**The exercise**
Pull every line containing "Based" from the entries.

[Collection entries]
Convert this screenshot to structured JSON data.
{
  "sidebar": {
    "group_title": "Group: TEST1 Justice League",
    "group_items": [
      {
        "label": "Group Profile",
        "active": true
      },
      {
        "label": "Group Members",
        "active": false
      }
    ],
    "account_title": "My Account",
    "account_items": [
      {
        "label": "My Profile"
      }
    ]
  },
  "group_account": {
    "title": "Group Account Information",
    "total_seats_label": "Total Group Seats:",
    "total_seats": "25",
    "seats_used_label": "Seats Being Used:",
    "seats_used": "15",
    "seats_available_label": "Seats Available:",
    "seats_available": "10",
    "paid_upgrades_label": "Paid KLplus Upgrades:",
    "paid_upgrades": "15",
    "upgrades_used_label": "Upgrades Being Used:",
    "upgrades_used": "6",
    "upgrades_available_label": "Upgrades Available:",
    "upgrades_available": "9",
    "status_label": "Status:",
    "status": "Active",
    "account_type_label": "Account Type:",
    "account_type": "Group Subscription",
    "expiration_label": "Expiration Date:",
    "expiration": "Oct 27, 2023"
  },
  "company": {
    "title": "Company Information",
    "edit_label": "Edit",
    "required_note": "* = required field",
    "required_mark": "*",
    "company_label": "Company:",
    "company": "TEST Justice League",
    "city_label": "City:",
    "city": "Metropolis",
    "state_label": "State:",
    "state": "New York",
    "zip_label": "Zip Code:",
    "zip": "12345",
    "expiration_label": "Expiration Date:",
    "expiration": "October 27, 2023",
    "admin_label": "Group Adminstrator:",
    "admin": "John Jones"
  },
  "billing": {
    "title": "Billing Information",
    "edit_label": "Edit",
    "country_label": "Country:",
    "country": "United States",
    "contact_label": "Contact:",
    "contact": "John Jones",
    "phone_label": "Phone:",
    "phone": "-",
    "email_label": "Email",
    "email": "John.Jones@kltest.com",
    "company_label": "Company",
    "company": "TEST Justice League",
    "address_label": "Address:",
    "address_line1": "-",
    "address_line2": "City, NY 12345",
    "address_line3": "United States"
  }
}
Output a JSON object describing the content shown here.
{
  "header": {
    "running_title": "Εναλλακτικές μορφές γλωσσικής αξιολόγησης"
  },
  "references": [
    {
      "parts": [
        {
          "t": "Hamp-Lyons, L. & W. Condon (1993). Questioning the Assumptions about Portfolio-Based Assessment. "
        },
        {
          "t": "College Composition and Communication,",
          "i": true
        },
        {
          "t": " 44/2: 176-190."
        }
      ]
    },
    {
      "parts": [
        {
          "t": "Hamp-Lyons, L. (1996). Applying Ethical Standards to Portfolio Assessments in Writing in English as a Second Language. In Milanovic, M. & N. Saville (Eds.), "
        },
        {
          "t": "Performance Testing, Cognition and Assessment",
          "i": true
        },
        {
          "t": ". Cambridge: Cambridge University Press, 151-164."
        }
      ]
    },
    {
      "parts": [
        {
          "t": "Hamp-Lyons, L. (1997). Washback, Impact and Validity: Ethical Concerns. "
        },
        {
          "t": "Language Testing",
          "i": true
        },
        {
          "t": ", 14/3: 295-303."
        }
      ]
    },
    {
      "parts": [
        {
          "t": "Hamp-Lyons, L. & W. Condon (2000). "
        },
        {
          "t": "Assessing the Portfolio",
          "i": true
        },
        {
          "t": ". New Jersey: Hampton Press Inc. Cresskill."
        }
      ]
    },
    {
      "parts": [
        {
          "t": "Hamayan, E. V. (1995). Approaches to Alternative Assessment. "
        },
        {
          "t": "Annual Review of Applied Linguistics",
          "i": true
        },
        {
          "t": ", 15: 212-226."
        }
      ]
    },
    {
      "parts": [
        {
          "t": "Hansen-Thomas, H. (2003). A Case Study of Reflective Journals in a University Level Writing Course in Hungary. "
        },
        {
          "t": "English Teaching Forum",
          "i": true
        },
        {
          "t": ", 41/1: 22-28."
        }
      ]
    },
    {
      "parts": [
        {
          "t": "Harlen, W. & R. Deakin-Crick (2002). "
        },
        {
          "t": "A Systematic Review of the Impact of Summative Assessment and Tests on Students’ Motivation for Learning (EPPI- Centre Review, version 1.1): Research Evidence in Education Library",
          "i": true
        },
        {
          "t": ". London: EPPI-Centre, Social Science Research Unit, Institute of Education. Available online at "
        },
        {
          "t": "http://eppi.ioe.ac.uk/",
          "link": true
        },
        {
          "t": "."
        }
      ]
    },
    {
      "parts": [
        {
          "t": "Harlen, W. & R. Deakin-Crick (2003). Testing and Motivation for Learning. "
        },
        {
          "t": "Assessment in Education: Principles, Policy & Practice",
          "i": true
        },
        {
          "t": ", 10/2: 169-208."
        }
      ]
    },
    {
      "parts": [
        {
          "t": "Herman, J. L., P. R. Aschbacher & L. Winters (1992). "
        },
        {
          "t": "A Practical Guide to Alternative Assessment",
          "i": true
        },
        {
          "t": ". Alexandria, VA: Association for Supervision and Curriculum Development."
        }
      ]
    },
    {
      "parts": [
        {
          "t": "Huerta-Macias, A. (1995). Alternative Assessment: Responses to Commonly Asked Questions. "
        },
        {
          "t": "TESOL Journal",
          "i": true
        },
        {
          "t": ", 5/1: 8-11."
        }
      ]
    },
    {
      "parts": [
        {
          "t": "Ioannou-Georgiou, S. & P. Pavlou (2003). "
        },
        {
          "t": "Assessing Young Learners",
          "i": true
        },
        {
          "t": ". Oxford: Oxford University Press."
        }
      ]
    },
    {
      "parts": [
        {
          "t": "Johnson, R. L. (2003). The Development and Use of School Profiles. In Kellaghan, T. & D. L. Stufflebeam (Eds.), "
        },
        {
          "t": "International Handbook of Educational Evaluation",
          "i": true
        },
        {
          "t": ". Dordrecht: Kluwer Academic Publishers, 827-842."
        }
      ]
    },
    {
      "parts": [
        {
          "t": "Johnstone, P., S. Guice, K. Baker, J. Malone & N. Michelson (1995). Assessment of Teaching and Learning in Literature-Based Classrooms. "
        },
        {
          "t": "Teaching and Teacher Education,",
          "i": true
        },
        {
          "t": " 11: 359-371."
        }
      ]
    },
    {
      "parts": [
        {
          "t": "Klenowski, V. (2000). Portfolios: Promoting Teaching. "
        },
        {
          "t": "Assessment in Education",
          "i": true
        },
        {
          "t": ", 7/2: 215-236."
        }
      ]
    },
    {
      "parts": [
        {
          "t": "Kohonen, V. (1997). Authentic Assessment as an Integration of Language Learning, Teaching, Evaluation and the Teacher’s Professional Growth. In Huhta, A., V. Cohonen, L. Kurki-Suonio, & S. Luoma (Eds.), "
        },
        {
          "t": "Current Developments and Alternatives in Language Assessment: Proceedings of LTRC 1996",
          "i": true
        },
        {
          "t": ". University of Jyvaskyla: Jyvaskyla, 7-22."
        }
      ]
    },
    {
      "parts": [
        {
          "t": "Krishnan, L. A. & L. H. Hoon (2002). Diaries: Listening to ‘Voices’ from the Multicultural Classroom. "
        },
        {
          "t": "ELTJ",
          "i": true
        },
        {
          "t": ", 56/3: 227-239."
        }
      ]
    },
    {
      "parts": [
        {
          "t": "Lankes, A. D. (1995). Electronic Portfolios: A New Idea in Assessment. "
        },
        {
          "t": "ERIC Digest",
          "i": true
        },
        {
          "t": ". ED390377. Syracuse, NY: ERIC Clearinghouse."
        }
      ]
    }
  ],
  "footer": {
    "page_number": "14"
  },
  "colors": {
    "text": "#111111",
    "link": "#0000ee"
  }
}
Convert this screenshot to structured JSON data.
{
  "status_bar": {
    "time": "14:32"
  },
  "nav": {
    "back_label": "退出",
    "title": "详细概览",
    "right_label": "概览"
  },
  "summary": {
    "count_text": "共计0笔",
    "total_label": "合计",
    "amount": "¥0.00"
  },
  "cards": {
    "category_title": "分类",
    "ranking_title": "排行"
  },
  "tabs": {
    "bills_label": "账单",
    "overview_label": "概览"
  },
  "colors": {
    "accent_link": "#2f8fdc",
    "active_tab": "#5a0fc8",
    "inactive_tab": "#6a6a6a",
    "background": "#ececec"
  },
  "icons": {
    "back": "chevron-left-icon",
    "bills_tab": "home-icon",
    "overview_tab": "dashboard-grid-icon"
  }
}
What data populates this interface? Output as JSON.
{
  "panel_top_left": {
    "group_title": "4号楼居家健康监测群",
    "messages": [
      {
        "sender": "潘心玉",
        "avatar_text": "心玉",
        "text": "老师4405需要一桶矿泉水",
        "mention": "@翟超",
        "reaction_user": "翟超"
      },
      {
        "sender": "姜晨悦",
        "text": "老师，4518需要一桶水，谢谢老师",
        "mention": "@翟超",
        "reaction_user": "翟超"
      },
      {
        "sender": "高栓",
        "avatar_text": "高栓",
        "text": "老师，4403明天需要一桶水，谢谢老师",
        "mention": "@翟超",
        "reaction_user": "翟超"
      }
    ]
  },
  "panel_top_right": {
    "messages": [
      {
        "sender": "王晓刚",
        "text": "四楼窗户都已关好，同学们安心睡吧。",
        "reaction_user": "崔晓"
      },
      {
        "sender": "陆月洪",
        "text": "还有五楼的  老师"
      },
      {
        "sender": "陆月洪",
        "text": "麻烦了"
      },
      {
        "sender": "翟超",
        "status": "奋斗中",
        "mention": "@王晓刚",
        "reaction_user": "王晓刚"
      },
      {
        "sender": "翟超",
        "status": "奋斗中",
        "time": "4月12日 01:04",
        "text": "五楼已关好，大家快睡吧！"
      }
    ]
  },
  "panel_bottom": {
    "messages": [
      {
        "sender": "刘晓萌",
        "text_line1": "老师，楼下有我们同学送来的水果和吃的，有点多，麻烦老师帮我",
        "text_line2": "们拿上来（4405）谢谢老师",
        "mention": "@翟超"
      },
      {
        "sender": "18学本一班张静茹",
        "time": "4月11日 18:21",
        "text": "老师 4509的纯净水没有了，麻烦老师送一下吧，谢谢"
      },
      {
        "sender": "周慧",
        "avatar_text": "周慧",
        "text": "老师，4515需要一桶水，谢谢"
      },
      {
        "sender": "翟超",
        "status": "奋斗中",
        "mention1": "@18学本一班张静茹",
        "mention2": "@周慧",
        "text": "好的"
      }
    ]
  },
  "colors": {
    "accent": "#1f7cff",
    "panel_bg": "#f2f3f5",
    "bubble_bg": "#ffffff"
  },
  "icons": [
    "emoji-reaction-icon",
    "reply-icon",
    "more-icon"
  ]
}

**Solved problem**
          "t": "Hamp-Lyons, L. & W. Condon (1993). Questioning the Assumptions about Portfolio-Based Assessment. "
          "t": "Johnstone, P., S. Guice, K. Baker, J. Malone & N. Michelson (1995). Assessment of Teaching and Learning in Literature-Based Classrooms. "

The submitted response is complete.